* _Figure contents as structured data_
--
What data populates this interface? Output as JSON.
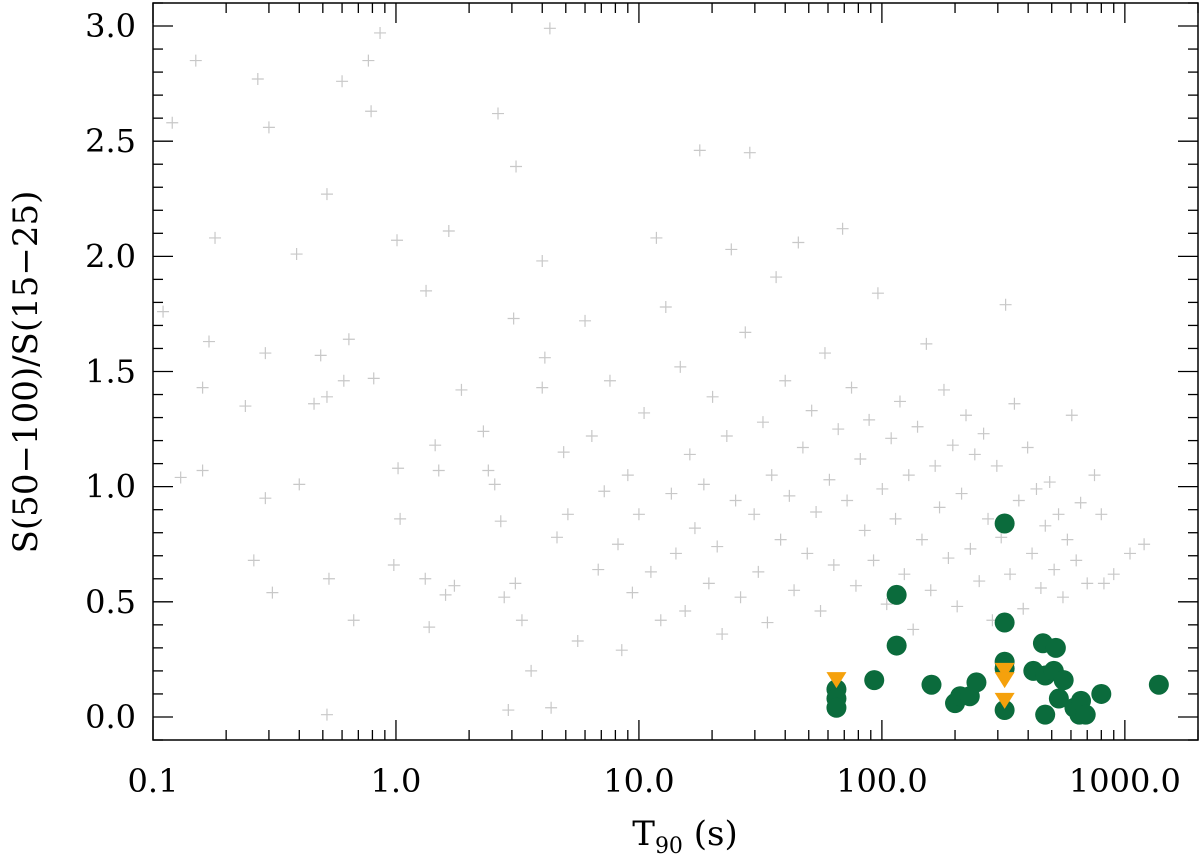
{
  "chart_data": {
    "type": "scatter",
    "title": "",
    "xlabel": {
      "main": "T",
      "sub": "90",
      "unit": " (s)"
    },
    "ylabel": "S(50−100)/S(15−25)",
    "x_scale": "log",
    "xlim": [
      0.1,
      2000
    ],
    "ylim": [
      -0.1,
      3.1
    ],
    "x_tick_labels": [
      {
        "value": 0.1,
        "label": "0.1"
      },
      {
        "value": 1,
        "label": "1.0"
      },
      {
        "value": 10,
        "label": "10.0"
      },
      {
        "value": 100,
        "label": "100.0"
      },
      {
        "value": 1000,
        "label": "1000.0"
      }
    ],
    "y_tick_labels": [
      {
        "value": 0.0,
        "label": "0.0"
      },
      {
        "value": 0.5,
        "label": "0.5"
      },
      {
        "value": 1.0,
        "label": "1.0"
      },
      {
        "value": 1.5,
        "label": "1.5"
      },
      {
        "value": 2.0,
        "label": "2.0"
      },
      {
        "value": 2.5,
        "label": "2.5"
      },
      {
        "value": 3.0,
        "label": "3.0"
      }
    ],
    "grid": false,
    "legend": "none",
    "colors": {
      "background_points": "#c8c8c8",
      "highlight": "#0b6b3c",
      "upper_limit": "#f5a10c"
    },
    "series": [
      {
        "marker": "plus",
        "points": [
          [
            0.11,
            1.76
          ],
          [
            0.12,
            2.58
          ],
          [
            0.13,
            1.04
          ],
          [
            0.15,
            2.85
          ],
          [
            0.16,
            1.43
          ],
          [
            0.16,
            1.07
          ],
          [
            0.17,
            1.63
          ],
          [
            0.18,
            2.08
          ],
          [
            0.24,
            1.35
          ],
          [
            0.26,
            0.68
          ],
          [
            0.27,
            2.77
          ],
          [
            0.29,
            1.58
          ],
          [
            0.29,
            0.95
          ],
          [
            0.3,
            2.56
          ],
          [
            0.31,
            0.54
          ],
          [
            0.4,
            1.01
          ],
          [
            0.39,
            2.01
          ],
          [
            0.46,
            1.36
          ],
          [
            0.49,
            1.57
          ],
          [
            0.52,
            2.27
          ],
          [
            0.53,
            0.6
          ],
          [
            0.52,
            0.01
          ],
          [
            0.52,
            1.39
          ],
          [
            0.6,
            2.76
          ],
          [
            0.61,
            1.46
          ],
          [
            0.64,
            1.64
          ],
          [
            0.67,
            0.42
          ],
          [
            0.77,
            2.85
          ],
          [
            0.79,
            2.63
          ],
          [
            0.81,
            1.47
          ],
          [
            0.86,
            2.97
          ],
          [
            0.98,
            0.66
          ],
          [
            1.01,
            2.07
          ],
          [
            1.02,
            1.08
          ],
          [
            1.04,
            0.86
          ],
          [
            1.32,
            0.6
          ],
          [
            1.33,
            1.85
          ],
          [
            1.37,
            0.39
          ],
          [
            1.45,
            1.18
          ],
          [
            1.5,
            1.07
          ],
          [
            1.6,
            0.53
          ],
          [
            1.65,
            2.11
          ],
          [
            1.74,
            0.57
          ],
          [
            1.86,
            1.42
          ],
          [
            2.29,
            1.24
          ],
          [
            2.4,
            1.07
          ],
          [
            2.55,
            1.01
          ],
          [
            2.63,
            2.62
          ],
          [
            2.7,
            0.85
          ],
          [
            2.79,
            0.52
          ],
          [
            2.9,
            0.03
          ],
          [
            3.05,
            1.73
          ],
          [
            3.12,
            2.39
          ],
          [
            3.1,
            0.58
          ],
          [
            3.3,
            0.42
          ],
          [
            3.6,
            0.2
          ],
          [
            4.0,
            1.98
          ],
          [
            4.1,
            1.56
          ],
          [
            4.3,
            2.99
          ],
          [
            4.35,
            0.04
          ],
          [
            4.0,
            1.43
          ],
          [
            4.6,
            0.78
          ],
          [
            4.9,
            1.15
          ],
          [
            5.1,
            0.88
          ],
          [
            5.6,
            0.33
          ],
          [
            6.0,
            1.72
          ],
          [
            6.4,
            1.22
          ],
          [
            6.8,
            0.64
          ],
          [
            7.2,
            0.98
          ],
          [
            7.6,
            1.46
          ]
        ]
      },
      {
        "marker": "plus",
        "points": [
          [
            8.2,
            0.75
          ],
          [
            8.5,
            0.29
          ],
          [
            9.0,
            1.05
          ],
          [
            9.4,
            0.54
          ],
          [
            10.0,
            0.88
          ],
          [
            10.5,
            1.32
          ],
          [
            11.2,
            0.63
          ],
          [
            11.8,
            2.08
          ],
          [
            12.3,
            0.42
          ],
          [
            12.9,
            1.78
          ],
          [
            13.6,
            0.97
          ],
          [
            14.2,
            0.71
          ],
          [
            14.8,
            1.52
          ],
          [
            15.5,
            0.46
          ],
          [
            16.2,
            1.14
          ],
          [
            17.0,
            0.82
          ],
          [
            17.8,
            2.46
          ],
          [
            18.5,
            1.01
          ],
          [
            19.4,
            0.58
          ],
          [
            20.1,
            1.39
          ],
          [
            21.0,
            0.74
          ],
          [
            22.0,
            0.36
          ],
          [
            23.0,
            1.22
          ],
          [
            24.0,
            2.03
          ],
          [
            25.0,
            0.94
          ],
          [
            26.2,
            0.52
          ],
          [
            27.4,
            1.67
          ],
          [
            28.6,
            2.45
          ],
          [
            29.8,
            0.88
          ],
          [
            31.0,
            0.63
          ],
          [
            32.4,
            1.28
          ],
          [
            33.8,
            0.41
          ],
          [
            35.2,
            1.05
          ],
          [
            36.7,
            1.91
          ],
          [
            38.3,
            0.77
          ],
          [
            40.0,
            1.46
          ],
          [
            41.6,
            0.96
          ],
          [
            43.5,
            0.55
          ],
          [
            45.3,
            2.06
          ],
          [
            47.3,
            1.17
          ],
          [
            49.3,
            0.71
          ],
          [
            51.4,
            1.33
          ],
          [
            53.6,
            0.89
          ],
          [
            55.9,
            0.46
          ],
          [
            58.3,
            1.58
          ],
          [
            60.8,
            1.03
          ],
          [
            63.4,
            0.66
          ],
          [
            66.1,
            1.25
          ],
          [
            68.9,
            2.12
          ],
          [
            71.9,
            0.94
          ],
          [
            75.0,
            1.43
          ],
          [
            78.2,
            0.57
          ],
          [
            81.5,
            1.12
          ],
          [
            85.0,
            0.81
          ],
          [
            88.6,
            1.29
          ],
          [
            92.4,
            0.68
          ],
          [
            96.3,
            1.84
          ],
          [
            100.4,
            0.99
          ],
          [
            104.7,
            0.49
          ],
          [
            109.2,
            1.21
          ]
        ]
      },
      {
        "marker": "plus",
        "points": [
          [
            113.8,
            0.86
          ],
          [
            118.7,
            1.37
          ],
          [
            123.7,
            0.62
          ],
          [
            129.0,
            1.05
          ],
          [
            134.5,
            0.38
          ],
          [
            140.2,
            1.26
          ],
          [
            146.2,
            0.77
          ],
          [
            152.4,
            1.62
          ],
          [
            158.9,
            0.55
          ],
          [
            165.7,
            1.09
          ],
          [
            172.7,
            0.91
          ],
          [
            180.1,
            1.42
          ],
          [
            187.8,
            0.69
          ],
          [
            195.8,
            1.18
          ],
          [
            204.1,
            0.48
          ],
          [
            212.8,
            0.97
          ],
          [
            221.9,
            1.31
          ],
          [
            231.3,
            0.73
          ],
          [
            241.2,
            1.14
          ],
          [
            251.5,
            0.59
          ],
          [
            262.2,
            1.23
          ],
          [
            273.4,
            0.86
          ],
          [
            285.0,
            0.42
          ],
          [
            297.2,
            1.09
          ],
          [
            309.8,
            0.78
          ],
          [
            323.0,
            1.79
          ],
          [
            336.8,
            0.62
          ],
          [
            351.1,
            1.36
          ],
          [
            366.1,
            0.94
          ],
          [
            381.7,
            0.47
          ],
          [
            398.0,
            1.17
          ],
          [
            415.0,
            0.71
          ],
          [
            432.7,
            0.99
          ],
          [
            451.2,
            0.56
          ],
          [
            470.5,
            0.83
          ],
          [
            490.6,
            1.02
          ],
          [
            511.6,
            0.64
          ],
          [
            533.4,
            0.88
          ],
          [
            556.2,
            0.52
          ],
          [
            580.0,
            0.77
          ],
          [
            604.8,
            1.31
          ],
          [
            630.6,
            0.68
          ],
          [
            657.6,
            0.93
          ],
          [
            700.0,
            0.58
          ],
          [
            750.0,
            1.05
          ],
          [
            800.0,
            0.88
          ],
          [
            820.0,
            0.58
          ],
          [
            900.0,
            0.62
          ],
          [
            1050.0,
            0.71
          ],
          [
            1200.0,
            0.75
          ]
        ]
      },
      {
        "marker": "circle",
        "points": [
          [
            65,
            0.12
          ],
          [
            65,
            0.08
          ],
          [
            65,
            0.04
          ],
          [
            93,
            0.16
          ],
          [
            115,
            0.53
          ],
          [
            115,
            0.31
          ],
          [
            160,
            0.14
          ],
          [
            200,
            0.06
          ],
          [
            210,
            0.09
          ],
          [
            230,
            0.09
          ],
          [
            245,
            0.15
          ],
          [
            320,
            0.84
          ],
          [
            320,
            0.41
          ],
          [
            320,
            0.24
          ],
          [
            320,
            0.21
          ],
          [
            320,
            0.03
          ],
          [
            420,
            0.2
          ],
          [
            460,
            0.32
          ],
          [
            470,
            0.01
          ],
          [
            470,
            0.18
          ],
          [
            510,
            0.2
          ],
          [
            520,
            0.3
          ],
          [
            535,
            0.08
          ],
          [
            560,
            0.16
          ],
          [
            620,
            0.04
          ],
          [
            650,
            0.01
          ],
          [
            660,
            0.07
          ],
          [
            690,
            0.01
          ],
          [
            800,
            0.1
          ],
          [
            1380,
            0.14
          ]
        ]
      },
      {
        "marker": "triangle-down",
        "points": [
          [
            65,
            0.16
          ],
          [
            320,
            0.2
          ],
          [
            320,
            0.16
          ],
          [
            320,
            0.07
          ]
        ]
      }
    ]
  }
}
--
* _Work to be completed_
Find the word "value" and list each line it appears in.

* _Full solution_
        "value": 0.1,
        "value": 1,
        "value": 10,
        "value": 100,
        "value": 1000,
        "value": 0.0,
        "value": 0.5,
        "value": 1.0,
        "value": 1.5,
        "value": 2.0,
        "value": 2.5,
        "value": 3.0,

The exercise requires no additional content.